[Reading passage]
====
EU slaps $3.4 billion in reprisal tariffs on U.S. goods

EU tariffs on U.S. goods go into effect

The European Union is enforcing tariffs on $3.4 billion in U.S. products as of Friday in retaliation to duties the Trump administration has put on European steel and aluminum.

The goods targeted include typical American products like bourbon, peanut butter, and orange juice, in a way that seems designed to create political pressure on U.S. President Donald Trump and senior U.S. politicians.

Trump imposed tariffs of 25 percent on EU steel and 10 percent on aluminum on June 1. Europeans claim that breaks global trade rules.

The spat is part of a wider tussle over global trade. In two weeks, the United States will start taxing $34 billion in Chinese goods. Beijing has vowed to immediately retaliate with its own tariffs on U.S. soybeans and other farm products in a direct shot at Mr. Trump's supporters in America's heartland.

The tit-for-tat conflict between the United States and China — the world's two largest economies — is poised to escalate from there. The rhetoric is already intensifying.

"We oppose the act of extreme pressure and blackmail by swinging the big stick of trade protectionism," a spokesman for China's Commerce Ministry said Thursday. "The U.S. is abusing the tariff methods and starting trade wars all around the world."
====
[Instructions]
1 – Translate this sentence from the tariffs article into Spanish: "The rhetoric is already intensifying."
2 – According to the tariffs article, what tariff rate did Trump impose on EU aluminum?
3 – Please decide whether each statement agrees with the tariffs article, answering yes or no and quoting the deciding words: (a) The EU's tariffs cover $3.4 billion in U.S. products. (b) Beijing plans to answer with tariffs on U.S. soybeans. (c) Trump's tariff on EU steel is 10 percent.

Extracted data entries
====
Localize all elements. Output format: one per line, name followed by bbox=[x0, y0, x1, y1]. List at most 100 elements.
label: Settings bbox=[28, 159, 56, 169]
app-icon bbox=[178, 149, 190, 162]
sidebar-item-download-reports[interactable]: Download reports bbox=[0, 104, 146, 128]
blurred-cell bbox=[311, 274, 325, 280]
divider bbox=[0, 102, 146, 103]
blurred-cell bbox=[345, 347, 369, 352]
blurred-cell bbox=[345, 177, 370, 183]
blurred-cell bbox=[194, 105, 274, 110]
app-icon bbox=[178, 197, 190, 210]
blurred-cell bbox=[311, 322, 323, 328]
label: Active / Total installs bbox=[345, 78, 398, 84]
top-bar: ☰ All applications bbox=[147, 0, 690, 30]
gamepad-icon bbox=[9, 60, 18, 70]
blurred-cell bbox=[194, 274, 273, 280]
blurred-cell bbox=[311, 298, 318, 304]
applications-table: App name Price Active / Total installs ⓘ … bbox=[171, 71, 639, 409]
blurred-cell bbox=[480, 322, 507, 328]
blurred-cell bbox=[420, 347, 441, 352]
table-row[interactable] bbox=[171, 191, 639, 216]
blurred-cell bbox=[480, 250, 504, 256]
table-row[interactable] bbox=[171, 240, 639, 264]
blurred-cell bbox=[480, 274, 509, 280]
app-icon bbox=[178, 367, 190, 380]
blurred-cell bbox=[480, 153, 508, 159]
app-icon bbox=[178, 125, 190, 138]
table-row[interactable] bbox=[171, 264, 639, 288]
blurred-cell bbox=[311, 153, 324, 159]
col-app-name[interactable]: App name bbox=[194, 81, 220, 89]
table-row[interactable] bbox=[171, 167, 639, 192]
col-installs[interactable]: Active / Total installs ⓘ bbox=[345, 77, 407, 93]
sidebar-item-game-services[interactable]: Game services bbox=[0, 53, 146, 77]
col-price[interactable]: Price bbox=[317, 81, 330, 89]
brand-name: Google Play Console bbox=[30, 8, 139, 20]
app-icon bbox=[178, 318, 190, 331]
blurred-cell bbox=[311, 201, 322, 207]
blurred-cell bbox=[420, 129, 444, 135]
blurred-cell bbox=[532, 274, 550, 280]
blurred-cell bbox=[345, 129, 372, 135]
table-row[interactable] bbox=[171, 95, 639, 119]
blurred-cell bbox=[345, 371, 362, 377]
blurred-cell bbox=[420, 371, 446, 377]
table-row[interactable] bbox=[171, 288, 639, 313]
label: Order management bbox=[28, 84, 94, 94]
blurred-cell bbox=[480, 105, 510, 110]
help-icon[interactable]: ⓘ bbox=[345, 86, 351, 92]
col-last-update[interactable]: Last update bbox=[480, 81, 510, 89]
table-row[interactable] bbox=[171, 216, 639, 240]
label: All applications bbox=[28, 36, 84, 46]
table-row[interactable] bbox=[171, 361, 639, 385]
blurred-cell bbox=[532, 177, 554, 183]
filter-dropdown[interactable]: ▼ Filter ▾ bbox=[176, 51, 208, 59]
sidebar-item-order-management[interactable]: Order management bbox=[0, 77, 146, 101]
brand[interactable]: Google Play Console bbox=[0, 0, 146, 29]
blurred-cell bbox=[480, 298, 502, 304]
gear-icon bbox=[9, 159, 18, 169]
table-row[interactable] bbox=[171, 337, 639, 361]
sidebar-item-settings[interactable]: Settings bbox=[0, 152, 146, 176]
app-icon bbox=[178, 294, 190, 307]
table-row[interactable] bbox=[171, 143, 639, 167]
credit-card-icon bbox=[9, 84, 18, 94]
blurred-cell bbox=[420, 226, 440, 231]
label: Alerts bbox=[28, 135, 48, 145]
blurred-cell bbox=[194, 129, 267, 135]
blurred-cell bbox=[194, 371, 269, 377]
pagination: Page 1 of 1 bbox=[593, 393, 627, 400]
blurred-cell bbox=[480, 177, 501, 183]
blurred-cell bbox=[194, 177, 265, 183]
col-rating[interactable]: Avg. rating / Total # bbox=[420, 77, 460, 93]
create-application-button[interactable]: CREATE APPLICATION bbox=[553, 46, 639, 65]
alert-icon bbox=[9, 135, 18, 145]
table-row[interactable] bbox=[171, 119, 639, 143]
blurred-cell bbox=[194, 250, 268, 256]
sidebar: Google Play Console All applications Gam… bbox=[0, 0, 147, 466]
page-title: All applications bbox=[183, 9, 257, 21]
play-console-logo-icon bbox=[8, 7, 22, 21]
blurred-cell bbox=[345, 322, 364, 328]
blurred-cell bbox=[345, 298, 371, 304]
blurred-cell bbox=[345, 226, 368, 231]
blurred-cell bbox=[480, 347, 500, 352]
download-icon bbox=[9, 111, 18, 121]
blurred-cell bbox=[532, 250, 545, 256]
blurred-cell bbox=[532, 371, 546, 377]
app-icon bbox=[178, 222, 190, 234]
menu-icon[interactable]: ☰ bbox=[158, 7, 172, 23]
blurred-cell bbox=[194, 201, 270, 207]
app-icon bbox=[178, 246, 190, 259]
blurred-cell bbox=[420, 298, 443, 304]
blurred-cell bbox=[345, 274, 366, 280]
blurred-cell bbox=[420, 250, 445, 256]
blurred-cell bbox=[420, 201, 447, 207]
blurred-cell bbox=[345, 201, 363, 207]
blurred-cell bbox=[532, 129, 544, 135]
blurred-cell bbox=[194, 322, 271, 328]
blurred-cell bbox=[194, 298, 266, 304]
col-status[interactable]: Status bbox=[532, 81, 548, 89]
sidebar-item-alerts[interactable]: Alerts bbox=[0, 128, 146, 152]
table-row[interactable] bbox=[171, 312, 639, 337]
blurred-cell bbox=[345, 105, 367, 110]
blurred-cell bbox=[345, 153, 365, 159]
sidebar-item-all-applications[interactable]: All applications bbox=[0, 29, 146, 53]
====
[Solutions per task]
1 – La retórica ya se está intensificando.

2 – 10 percent.

3 –
(a) Yes: "The European Union is enforcing tariffs on $3.4 billion in U.S. products"
(b) Yes: "Beijing has vowed to immediately retaliate with its own tariffs on U.S. soybeans and other farm products"
(c) No: "Trump imposed tariffs of 25 percent on EU steel and 10 percent on aluminum on June 1."